■ **Directive**: Work through the data and report how many lines include the string "this", giving the number alone.

## Begin Records supplied

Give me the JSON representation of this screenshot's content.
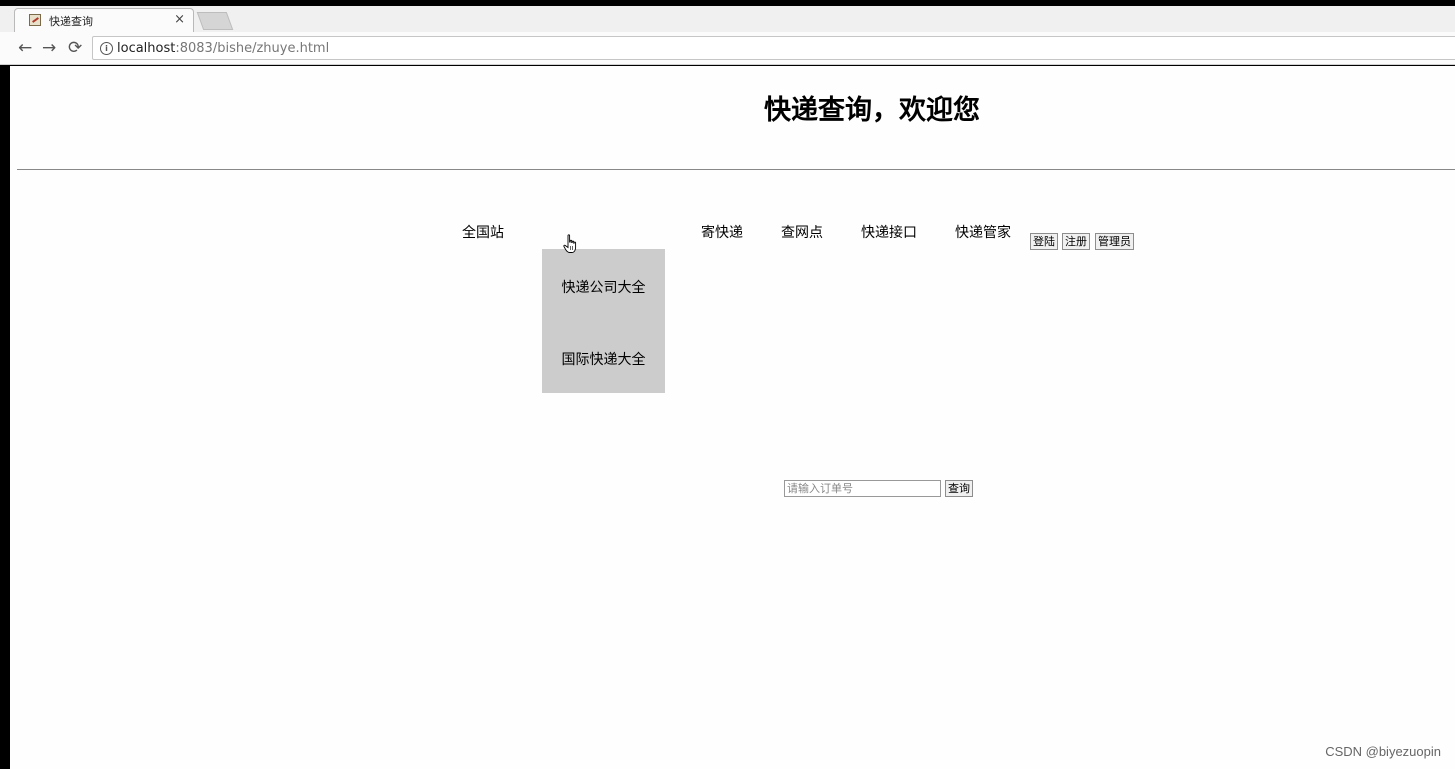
{
  "browser": {
    "tab_title": "快递查询",
    "tab_close": "×",
    "nav": {
      "back": "←",
      "forward": "→",
      "reload": "⟳"
    },
    "url_host": "localhost",
    "url_path": ":8083/bishe/zhuye.html"
  },
  "page": {
    "title": "快递查询，欢迎您",
    "nav_items": [
      "全国站",
      "寄快递",
      "查网点",
      "快递接口",
      "快递管家"
    ],
    "dropdown_items": [
      "快递公司大全",
      "国际快递大全"
    ],
    "buttons": {
      "login": "登陆",
      "register": "注册",
      "admin": "管理员"
    },
    "search": {
      "placeholder": "请输入订单号",
      "button": "查询"
    }
  },
  "watermark": "CSDN @biyezuopin"
}
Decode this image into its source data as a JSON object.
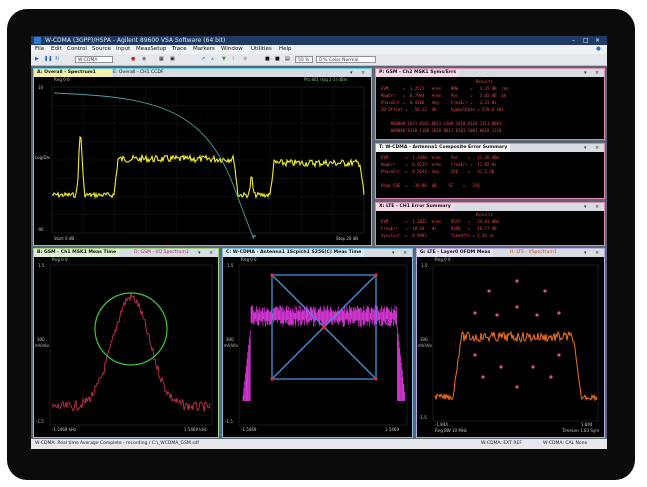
{
  "window": {
    "title": "W-CDMA (3GPP)/HSPA - Agilent 89600 VSA Software (64 bit)",
    "minimize": "–",
    "maximize": "□",
    "close": "×"
  },
  "menu": [
    "File",
    "Edit",
    "Control",
    "Source",
    "Input",
    "MeasSetup",
    "Trace",
    "Markers",
    "Window",
    "Utilities",
    "Help"
  ],
  "toolbar": {
    "measurement": "W-CDMA",
    "field1": "50 %",
    "field2": "0 %  Color Normal"
  },
  "panels": {
    "top_left": {
      "tabs": [
        "A: Overall - Spectrum1",
        "E: Overall - CH1 CCDF"
      ],
      "readout_left": "Rng 0  0",
      "readout_right": "Pts 801  (log 1 1) dBm",
      "y_top": "10",
      "y_mid": "Log/Div",
      "y_bottom": "-90",
      "x_left": "Start 0 dB",
      "x_right": "Stop 20 dB"
    },
    "gsm_syms": {
      "title": "P: GSM - Ch2 MSK1 Syms/Errs",
      "header": "Results",
      "lines": [
        "EVM      =  1.2571   %rms    RBW     =   4.35 dB  rms",
        "MagErr   =  0.7984   %rms    Pwr     =   3.05 dB  pk",
        "PhaseErr =  0.4188   deg     FreqErr =  -2.31 Hz",
        "IQ Offset =  -56.12  dB      SymbolRate = 270.8 kHz",
        "",
        "    000000 1011 0101 0011 1100 1010 0110 1111 0001",
        "    000040 0110 1100 1010 0011 0101 1001 0010 1110"
      ]
    },
    "wcdma_err": {
      "title": "T: W-CDMA - Antenna1 Composite Error Summary",
      "lines": [
        "EVM       =  1.3840  %rms    Pwr    =  -11.36 dBm",
        "MagErr    =  0.9215  %rms    FreqErr =  12.05 Hz",
        "PhaseErr  =  0.5642  deg     CDE    =  -41.2 dB",
        "",
        "Peak CDE  =  -39.88  dB     SF    =   256"
      ]
    },
    "lte_err": {
      "title": "X: LTE - CH1 Error Summary",
      "header": "Results",
      "lines": [
        "EVM       =  1.1022  %rms    RSTP   =  -24.81 dBm",
        "FreqErr   =  18.44   Hz      RSRQ   =  -10.77 dB",
        "SyncCorr  =  0.9981          TimeOffs = 1.44 us"
      ]
    },
    "bottom_left": {
      "tabs": [
        "B: GSM - Ch1 MSK1 Meas Time",
        "D: GSM - I/Q Spectrum1"
      ],
      "readout": "Rng 0  0",
      "y_top": "1.5",
      "y_mid1": "300",
      "y_mid2": "mV/div",
      "y_bottom": "-1.5",
      "x_left": "-1.5469 kHz",
      "x_right": "1.5469 kHz"
    },
    "bottom_mid": {
      "tabs": [
        "C: W-CDMA - Antenna1 1Scpich1 S256(C) Meas Time"
      ],
      "readout": "Rng 0  0",
      "y_top": "1.5",
      "y_mid1": "300",
      "y_mid2": "mV/div",
      "y_bottom": "-1.5",
      "x_left": "-1.5469",
      "x_right": "1.5469"
    },
    "bottom_right": {
      "tabs": [
        "G: LTE - Layer0 OFDM Meas",
        "H: LTE - I/Spectrum1"
      ],
      "readout": "Rng 0  0",
      "y_top": "1.5",
      "y_mid1": "300",
      "y_mid2": "mV/div",
      "y_bottom": "-1.5",
      "x_left": "-1.844",
      "x_right": "1.844",
      "x_sub_left": "Rng BW 10 MHz",
      "x_sub_right": "TimeLen 1.83 Sym"
    }
  },
  "status": {
    "left": "W-CDMA: Real time Average Complete - recording / C:\\_WCDMA_GSM.sdf",
    "mid": "W-CDMA: EXT REF",
    "right": "W-CDMA: CAL None"
  },
  "colors": {
    "spectrum_yellow": "#f2ef2a",
    "ccdf_teal": "#4ea0a0",
    "gsm_trace": "#c0304a",
    "gsm_circle": "#44c83a",
    "wcdma_magenta": "#f03cf0",
    "wcdma_blue": "#4a90d8",
    "lte_orange": "#f47020",
    "lte_const": "#e04a90",
    "err_text": "#e04a4a"
  }
}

## End Records supplied

■ **Problem solution**: 2